| Given request |
Collect every line in the records below that contains the word "الإصدار".

Records from a collection:
○ ○ ○ ○ ○

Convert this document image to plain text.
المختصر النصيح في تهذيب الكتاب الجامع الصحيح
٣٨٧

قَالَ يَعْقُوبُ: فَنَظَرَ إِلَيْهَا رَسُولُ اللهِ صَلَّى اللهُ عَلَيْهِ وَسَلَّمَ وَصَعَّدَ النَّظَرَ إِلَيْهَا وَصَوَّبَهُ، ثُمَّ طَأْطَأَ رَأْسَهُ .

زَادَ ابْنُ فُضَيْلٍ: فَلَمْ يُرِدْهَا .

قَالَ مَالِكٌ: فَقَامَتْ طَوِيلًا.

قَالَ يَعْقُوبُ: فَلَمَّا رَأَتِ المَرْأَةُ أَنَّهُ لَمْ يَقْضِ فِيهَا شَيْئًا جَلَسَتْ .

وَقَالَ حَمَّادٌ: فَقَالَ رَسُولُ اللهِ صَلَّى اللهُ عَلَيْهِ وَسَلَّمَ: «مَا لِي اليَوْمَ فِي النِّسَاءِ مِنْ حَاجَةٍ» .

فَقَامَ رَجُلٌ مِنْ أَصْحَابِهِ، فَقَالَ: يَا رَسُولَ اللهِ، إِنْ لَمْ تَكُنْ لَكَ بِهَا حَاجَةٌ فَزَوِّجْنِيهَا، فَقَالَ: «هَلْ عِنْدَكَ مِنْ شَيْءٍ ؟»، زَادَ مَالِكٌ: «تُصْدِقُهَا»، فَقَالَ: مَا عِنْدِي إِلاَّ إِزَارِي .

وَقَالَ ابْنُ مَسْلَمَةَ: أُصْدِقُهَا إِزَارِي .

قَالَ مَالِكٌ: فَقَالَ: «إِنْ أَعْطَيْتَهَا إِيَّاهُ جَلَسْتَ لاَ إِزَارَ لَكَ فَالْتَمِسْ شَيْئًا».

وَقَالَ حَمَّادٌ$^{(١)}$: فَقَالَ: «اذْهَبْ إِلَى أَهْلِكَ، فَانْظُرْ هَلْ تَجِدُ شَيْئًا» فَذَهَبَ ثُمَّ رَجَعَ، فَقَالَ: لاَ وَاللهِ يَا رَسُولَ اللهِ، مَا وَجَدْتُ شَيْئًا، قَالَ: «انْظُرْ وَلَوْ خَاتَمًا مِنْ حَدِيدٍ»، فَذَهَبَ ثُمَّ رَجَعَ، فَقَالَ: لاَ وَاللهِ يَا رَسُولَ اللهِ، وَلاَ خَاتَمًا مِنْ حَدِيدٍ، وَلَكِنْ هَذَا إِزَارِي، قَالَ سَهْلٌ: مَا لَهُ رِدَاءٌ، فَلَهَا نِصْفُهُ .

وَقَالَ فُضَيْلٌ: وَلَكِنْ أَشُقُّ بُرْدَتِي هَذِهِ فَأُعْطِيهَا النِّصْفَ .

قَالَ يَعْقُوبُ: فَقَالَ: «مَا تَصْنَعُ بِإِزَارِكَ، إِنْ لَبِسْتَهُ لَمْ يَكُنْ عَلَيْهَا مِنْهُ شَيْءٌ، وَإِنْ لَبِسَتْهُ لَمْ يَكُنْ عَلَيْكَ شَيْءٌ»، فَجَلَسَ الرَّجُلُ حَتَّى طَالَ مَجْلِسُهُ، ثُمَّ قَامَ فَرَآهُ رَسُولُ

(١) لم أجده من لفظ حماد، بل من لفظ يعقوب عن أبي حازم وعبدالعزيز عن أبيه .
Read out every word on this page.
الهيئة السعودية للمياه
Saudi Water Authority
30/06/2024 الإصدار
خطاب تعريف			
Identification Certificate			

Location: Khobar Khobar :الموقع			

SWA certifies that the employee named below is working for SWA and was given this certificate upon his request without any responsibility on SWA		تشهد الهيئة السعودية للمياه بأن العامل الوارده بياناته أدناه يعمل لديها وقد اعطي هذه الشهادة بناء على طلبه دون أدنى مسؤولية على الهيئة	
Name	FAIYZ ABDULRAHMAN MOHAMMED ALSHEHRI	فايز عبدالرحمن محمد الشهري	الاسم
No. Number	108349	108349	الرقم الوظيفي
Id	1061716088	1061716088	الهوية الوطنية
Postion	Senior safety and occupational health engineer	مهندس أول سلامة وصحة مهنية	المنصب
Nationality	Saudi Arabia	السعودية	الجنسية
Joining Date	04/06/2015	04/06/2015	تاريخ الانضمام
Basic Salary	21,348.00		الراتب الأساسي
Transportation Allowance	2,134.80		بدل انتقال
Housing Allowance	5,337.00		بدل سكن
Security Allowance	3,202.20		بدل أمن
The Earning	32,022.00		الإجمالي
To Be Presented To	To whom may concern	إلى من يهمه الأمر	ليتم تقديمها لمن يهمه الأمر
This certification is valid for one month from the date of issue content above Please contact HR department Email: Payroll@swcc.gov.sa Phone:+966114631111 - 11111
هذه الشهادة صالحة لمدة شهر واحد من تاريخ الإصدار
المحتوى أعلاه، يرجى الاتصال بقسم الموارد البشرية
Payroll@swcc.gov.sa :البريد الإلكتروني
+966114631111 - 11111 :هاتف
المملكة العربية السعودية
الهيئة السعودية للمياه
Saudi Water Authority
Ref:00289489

○ ○ ○ ○ ○

| Full response |
30/06/2024 الإصدار
هذه الشهادة صالحة لمدة شهر واحد من تاريخ الإصدار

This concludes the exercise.